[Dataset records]
▬▬▬▬▬▬▬▬▬▬
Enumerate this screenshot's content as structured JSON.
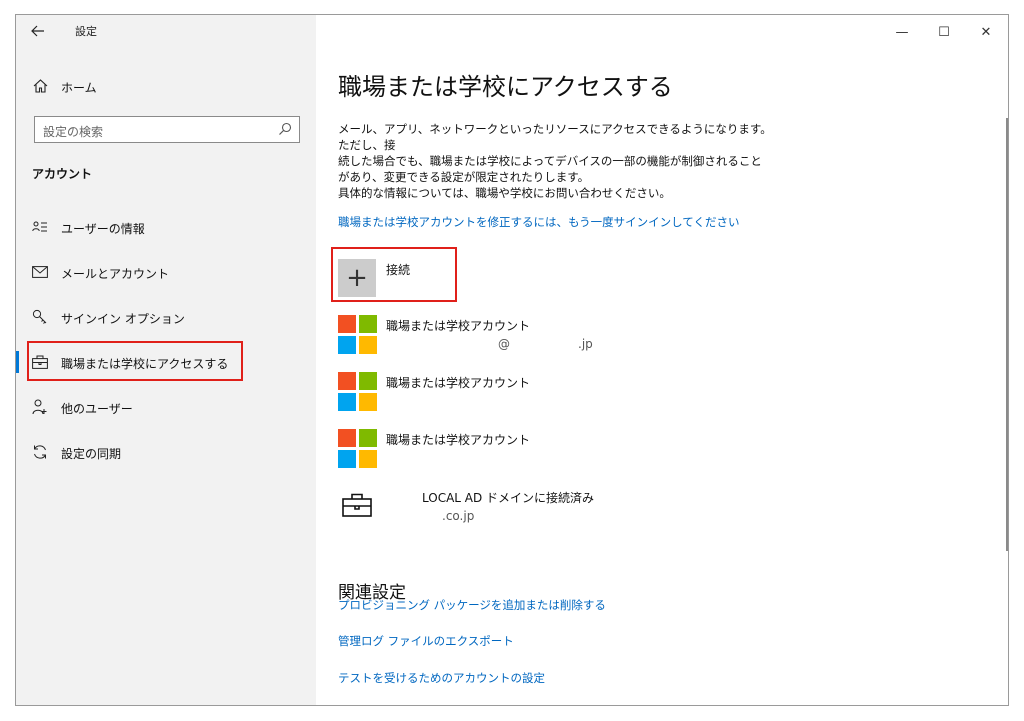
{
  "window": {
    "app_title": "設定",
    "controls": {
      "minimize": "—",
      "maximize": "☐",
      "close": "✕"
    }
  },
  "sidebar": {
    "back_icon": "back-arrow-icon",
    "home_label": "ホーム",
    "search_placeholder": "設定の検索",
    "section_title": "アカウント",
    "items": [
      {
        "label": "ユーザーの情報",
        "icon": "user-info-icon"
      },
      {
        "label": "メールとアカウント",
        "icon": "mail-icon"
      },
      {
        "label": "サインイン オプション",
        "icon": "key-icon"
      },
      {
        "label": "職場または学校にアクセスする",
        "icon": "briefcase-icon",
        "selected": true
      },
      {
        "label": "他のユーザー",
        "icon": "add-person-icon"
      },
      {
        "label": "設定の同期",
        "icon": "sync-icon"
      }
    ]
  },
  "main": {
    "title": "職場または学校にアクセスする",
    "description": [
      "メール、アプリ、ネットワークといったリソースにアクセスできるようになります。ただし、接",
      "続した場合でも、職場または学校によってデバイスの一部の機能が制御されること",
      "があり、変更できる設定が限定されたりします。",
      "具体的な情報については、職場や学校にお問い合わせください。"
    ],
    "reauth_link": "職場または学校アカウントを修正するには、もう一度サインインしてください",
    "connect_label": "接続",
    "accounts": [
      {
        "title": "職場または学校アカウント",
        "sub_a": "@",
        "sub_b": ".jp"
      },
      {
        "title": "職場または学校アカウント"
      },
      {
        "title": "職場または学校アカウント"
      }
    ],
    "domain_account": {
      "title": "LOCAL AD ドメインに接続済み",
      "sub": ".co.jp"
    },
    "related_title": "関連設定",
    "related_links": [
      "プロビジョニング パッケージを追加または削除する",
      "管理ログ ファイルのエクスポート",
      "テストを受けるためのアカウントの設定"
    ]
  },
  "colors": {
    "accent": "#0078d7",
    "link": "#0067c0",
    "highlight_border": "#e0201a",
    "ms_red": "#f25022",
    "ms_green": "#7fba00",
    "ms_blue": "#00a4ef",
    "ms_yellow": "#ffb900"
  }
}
▬▬▬▬▬▬▬▬▬▬
Count how many lines in the data above hold the string "icon", and give the number with no other words.

WRITTEN ANSWER ->
7